■ **AIM OF THE EXERCISE**
Search the data for the word "Faculty" and copy every line that contains it.

(Raw records)
'''

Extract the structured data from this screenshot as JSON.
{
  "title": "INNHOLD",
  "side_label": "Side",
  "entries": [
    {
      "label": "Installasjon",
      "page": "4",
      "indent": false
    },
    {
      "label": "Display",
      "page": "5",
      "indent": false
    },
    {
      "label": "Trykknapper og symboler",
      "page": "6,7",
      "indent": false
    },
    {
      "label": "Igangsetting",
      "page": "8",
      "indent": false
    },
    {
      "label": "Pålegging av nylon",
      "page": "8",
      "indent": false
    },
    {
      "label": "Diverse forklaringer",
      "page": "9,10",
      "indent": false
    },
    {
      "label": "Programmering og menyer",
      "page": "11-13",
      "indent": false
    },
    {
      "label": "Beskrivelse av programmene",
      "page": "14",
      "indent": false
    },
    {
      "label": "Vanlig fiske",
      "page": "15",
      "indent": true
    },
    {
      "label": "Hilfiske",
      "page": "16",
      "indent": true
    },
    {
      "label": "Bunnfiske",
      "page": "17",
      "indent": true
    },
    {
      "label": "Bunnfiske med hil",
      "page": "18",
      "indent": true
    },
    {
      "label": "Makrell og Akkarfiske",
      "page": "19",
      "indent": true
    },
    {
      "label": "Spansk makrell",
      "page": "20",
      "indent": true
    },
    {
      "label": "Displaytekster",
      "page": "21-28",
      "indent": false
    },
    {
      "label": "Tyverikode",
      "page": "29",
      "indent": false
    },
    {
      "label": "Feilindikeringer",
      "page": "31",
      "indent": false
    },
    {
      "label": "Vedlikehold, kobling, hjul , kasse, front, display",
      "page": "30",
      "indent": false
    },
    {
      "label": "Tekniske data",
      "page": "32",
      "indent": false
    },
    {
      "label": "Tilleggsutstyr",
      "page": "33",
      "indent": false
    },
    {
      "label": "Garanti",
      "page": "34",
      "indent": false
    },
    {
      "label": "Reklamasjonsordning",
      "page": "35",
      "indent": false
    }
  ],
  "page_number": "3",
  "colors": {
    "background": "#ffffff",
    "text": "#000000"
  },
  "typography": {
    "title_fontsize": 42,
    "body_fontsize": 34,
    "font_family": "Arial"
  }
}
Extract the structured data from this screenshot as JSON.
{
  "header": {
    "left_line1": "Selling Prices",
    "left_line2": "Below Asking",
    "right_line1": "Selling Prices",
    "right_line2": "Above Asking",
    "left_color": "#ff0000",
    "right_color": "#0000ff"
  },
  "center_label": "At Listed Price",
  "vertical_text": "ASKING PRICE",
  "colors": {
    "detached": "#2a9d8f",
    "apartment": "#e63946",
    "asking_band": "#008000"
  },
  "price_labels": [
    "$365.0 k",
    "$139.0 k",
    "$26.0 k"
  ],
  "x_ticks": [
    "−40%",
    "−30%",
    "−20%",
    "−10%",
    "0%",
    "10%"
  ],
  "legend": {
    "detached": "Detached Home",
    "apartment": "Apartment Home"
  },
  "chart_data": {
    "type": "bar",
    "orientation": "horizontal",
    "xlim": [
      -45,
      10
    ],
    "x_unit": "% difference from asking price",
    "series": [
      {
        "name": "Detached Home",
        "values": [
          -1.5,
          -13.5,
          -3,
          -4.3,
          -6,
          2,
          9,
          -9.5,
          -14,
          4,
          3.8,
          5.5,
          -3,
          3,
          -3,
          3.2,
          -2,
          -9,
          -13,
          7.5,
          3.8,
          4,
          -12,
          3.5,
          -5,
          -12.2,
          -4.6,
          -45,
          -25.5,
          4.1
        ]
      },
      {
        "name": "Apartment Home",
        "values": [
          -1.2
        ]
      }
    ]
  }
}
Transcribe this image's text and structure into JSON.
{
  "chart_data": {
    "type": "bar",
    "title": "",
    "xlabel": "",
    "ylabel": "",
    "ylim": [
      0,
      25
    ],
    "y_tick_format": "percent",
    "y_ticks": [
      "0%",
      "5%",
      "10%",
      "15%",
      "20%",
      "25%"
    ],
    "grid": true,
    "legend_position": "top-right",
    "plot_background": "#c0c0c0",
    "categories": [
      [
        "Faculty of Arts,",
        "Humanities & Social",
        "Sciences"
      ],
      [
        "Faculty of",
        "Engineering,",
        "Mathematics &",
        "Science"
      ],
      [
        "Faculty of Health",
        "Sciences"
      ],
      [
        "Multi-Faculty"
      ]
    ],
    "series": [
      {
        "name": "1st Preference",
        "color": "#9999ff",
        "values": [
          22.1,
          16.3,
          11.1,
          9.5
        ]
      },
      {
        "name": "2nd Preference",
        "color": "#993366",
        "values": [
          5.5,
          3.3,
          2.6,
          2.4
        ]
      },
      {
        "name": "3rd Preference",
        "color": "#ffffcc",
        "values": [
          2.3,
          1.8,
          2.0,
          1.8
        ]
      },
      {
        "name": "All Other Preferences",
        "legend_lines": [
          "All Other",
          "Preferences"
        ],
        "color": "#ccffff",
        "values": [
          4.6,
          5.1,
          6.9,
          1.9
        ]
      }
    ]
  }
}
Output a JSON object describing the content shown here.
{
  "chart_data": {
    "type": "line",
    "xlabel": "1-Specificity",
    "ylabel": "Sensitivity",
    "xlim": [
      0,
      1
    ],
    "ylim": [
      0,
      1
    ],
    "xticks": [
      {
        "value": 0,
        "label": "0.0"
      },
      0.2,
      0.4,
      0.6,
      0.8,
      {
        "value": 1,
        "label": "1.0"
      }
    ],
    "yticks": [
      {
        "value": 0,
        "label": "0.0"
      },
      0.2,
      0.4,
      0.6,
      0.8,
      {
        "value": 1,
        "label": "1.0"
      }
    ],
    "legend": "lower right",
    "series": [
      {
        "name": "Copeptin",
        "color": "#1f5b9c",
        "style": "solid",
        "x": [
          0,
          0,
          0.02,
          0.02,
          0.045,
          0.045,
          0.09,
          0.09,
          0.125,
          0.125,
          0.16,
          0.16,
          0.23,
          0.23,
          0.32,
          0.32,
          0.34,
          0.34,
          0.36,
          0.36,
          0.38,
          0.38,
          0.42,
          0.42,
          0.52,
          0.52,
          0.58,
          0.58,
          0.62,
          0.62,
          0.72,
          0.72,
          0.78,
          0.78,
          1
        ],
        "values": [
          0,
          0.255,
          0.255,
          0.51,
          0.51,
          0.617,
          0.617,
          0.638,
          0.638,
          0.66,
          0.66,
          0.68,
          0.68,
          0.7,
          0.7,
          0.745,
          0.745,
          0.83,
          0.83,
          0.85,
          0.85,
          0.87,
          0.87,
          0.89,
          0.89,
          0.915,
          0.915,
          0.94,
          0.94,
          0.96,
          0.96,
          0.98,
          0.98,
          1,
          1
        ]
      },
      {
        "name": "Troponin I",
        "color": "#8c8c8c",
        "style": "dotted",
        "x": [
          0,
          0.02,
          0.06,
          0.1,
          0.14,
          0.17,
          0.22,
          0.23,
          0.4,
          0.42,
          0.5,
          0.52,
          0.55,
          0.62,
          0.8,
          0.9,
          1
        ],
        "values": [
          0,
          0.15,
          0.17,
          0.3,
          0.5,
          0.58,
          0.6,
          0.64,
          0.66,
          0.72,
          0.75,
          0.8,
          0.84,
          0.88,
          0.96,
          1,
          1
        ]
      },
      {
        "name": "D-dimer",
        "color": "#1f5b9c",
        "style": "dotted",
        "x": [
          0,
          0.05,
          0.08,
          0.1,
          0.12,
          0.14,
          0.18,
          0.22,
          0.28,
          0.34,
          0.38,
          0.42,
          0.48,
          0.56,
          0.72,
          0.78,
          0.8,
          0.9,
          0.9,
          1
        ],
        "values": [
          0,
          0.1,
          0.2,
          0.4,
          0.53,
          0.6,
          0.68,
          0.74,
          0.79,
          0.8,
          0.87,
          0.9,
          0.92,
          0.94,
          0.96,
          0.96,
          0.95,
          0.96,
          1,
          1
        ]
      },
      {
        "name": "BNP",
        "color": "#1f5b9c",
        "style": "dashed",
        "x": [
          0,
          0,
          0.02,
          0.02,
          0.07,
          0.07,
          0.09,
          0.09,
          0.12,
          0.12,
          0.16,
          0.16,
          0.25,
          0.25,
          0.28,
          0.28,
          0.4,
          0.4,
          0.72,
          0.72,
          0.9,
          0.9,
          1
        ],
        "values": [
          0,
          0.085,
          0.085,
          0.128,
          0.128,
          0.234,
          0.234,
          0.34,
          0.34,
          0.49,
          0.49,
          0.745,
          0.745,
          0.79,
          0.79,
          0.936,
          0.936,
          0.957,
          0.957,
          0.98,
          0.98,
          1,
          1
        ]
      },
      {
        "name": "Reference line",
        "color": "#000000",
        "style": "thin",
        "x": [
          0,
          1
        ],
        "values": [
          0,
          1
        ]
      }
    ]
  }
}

'''

■ **RESPONSE TO THE EXERCISE**
        "Faculty of Arts,",
        "Faculty of",
        "Faculty of Health",
        "Multi-Faculty"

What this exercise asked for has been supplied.